(Dataset listings of figures)
+-------+

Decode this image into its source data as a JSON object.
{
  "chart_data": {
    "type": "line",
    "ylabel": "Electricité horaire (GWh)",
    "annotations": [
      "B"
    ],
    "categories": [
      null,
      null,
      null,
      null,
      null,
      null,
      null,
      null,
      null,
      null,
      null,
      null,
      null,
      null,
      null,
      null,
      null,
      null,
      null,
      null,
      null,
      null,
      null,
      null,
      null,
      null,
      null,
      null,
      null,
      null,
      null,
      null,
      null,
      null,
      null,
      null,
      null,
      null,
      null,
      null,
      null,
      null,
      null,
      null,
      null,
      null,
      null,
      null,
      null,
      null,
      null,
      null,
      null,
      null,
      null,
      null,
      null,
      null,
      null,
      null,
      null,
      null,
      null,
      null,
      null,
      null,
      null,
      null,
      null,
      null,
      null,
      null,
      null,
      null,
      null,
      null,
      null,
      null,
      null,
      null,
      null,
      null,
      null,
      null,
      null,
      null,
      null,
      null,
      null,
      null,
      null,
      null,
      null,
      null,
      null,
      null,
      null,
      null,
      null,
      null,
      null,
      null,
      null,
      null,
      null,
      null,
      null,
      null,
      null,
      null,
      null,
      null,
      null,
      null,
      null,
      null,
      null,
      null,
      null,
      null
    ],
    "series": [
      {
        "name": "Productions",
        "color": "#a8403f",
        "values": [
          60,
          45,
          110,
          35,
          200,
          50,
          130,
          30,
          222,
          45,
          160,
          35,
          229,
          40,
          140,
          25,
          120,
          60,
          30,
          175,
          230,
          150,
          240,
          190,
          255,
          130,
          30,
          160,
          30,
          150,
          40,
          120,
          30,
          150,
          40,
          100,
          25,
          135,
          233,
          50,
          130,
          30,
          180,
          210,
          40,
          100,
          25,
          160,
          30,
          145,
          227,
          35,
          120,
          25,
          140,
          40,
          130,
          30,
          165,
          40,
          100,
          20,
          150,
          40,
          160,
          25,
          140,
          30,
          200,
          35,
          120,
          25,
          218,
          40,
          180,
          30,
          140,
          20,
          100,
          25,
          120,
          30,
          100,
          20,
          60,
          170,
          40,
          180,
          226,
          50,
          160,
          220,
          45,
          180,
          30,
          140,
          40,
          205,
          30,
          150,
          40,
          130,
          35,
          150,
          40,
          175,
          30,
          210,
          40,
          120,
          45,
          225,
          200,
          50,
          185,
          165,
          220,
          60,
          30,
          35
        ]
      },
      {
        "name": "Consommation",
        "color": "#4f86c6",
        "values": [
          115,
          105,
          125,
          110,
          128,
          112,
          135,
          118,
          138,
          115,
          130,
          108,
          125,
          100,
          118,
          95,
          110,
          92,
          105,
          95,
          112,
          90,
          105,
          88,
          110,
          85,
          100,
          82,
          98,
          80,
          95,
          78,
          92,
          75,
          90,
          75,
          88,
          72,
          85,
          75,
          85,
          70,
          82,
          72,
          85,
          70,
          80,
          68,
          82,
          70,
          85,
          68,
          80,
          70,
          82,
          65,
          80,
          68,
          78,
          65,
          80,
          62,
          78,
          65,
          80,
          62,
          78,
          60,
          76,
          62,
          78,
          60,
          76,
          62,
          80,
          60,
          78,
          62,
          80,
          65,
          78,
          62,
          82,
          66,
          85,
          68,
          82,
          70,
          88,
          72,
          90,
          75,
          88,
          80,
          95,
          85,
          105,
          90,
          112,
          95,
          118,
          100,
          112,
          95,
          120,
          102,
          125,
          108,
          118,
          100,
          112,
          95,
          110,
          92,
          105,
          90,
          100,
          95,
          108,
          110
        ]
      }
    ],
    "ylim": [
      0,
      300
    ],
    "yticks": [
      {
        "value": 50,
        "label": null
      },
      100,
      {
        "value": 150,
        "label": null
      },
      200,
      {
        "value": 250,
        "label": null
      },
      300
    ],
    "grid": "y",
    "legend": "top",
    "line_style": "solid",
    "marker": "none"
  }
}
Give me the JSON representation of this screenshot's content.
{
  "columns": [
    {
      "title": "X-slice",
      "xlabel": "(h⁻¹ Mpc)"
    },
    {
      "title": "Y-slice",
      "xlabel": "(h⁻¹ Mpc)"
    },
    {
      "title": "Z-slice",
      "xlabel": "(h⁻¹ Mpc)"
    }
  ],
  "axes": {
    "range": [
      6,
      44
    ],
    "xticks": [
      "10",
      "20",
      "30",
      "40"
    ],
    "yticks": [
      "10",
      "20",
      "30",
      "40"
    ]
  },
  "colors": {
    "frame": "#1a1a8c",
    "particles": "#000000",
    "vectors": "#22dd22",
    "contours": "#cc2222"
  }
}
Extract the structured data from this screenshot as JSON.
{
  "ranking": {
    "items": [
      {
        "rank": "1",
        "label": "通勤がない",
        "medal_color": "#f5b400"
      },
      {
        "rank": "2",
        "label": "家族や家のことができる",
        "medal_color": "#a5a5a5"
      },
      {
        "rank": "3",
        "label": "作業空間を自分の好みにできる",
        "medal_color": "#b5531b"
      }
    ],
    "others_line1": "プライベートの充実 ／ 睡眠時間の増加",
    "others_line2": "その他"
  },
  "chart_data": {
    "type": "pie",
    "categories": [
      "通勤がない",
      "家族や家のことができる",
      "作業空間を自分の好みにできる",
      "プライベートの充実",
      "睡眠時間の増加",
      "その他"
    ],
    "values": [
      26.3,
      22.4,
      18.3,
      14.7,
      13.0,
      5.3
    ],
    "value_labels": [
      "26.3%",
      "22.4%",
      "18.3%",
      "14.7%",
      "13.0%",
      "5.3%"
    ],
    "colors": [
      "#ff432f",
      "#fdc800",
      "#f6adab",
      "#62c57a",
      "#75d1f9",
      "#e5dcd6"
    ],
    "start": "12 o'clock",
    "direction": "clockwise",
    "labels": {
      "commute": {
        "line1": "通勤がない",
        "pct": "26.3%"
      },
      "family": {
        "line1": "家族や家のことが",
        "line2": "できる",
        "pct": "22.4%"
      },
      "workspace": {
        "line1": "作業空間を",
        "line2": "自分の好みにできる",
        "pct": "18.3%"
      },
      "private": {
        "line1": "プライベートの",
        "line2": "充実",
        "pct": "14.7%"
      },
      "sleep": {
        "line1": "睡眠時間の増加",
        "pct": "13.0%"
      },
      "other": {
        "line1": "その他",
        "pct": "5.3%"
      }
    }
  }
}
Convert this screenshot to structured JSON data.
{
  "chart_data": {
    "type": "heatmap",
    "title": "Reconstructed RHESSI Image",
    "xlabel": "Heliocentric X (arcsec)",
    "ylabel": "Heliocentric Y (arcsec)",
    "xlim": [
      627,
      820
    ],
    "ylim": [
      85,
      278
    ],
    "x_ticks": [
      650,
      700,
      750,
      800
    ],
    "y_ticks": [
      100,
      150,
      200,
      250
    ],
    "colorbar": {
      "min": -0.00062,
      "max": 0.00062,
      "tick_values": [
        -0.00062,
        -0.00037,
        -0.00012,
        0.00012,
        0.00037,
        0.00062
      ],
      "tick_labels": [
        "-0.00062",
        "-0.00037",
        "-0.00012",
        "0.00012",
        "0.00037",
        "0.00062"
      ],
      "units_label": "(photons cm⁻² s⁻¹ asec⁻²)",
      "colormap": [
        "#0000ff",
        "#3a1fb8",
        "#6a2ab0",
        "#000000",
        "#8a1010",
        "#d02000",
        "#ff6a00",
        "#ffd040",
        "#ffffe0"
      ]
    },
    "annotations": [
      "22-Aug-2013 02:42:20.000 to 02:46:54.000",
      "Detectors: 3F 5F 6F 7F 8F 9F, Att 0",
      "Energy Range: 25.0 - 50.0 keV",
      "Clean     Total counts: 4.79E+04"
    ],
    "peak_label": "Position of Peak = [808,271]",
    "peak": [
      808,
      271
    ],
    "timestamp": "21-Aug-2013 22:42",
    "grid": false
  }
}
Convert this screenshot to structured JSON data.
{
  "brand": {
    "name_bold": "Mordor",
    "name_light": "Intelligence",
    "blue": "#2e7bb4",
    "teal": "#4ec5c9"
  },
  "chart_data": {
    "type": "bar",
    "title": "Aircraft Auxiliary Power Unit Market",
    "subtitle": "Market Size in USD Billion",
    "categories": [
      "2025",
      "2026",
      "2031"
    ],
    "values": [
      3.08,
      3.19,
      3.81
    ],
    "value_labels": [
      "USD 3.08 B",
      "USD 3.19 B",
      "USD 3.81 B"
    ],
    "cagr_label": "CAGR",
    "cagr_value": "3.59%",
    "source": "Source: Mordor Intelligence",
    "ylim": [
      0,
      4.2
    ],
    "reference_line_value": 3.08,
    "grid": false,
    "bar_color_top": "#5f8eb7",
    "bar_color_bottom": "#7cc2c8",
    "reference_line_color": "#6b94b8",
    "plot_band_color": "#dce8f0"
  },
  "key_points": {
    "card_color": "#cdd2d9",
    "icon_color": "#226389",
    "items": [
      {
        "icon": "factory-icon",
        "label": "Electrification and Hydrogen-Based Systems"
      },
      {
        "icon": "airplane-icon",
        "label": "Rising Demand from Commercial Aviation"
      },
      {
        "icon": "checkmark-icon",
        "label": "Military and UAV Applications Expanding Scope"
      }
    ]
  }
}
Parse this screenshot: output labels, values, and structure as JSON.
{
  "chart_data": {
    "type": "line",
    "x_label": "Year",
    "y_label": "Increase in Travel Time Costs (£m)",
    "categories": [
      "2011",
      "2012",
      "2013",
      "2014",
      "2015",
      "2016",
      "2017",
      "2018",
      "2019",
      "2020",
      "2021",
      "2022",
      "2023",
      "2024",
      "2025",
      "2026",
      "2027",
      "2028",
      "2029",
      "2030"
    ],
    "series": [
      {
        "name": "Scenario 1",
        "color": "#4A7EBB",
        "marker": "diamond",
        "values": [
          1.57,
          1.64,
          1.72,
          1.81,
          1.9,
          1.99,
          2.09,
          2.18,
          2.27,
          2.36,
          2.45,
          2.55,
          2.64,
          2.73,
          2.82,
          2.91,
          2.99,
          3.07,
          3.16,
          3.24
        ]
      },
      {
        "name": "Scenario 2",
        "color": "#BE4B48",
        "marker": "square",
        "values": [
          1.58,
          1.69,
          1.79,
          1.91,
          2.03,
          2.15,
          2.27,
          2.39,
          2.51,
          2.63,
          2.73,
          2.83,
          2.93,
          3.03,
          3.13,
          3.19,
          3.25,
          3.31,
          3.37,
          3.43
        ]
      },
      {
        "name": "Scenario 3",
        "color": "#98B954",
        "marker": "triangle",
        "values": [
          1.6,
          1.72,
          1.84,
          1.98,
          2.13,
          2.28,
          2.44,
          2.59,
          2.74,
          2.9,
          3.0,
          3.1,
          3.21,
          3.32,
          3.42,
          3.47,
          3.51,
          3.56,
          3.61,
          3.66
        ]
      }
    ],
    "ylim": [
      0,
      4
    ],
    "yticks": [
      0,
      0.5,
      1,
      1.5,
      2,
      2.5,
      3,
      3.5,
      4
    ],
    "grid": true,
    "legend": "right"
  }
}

+-------+

▶ **Instructions to follow**
Copy out every line in the listing where the word "source" appears.

▶ **Result of the exercise**
Decode this image into its source data as a JSON object.
    "source": "Source: Mordor Intelligence",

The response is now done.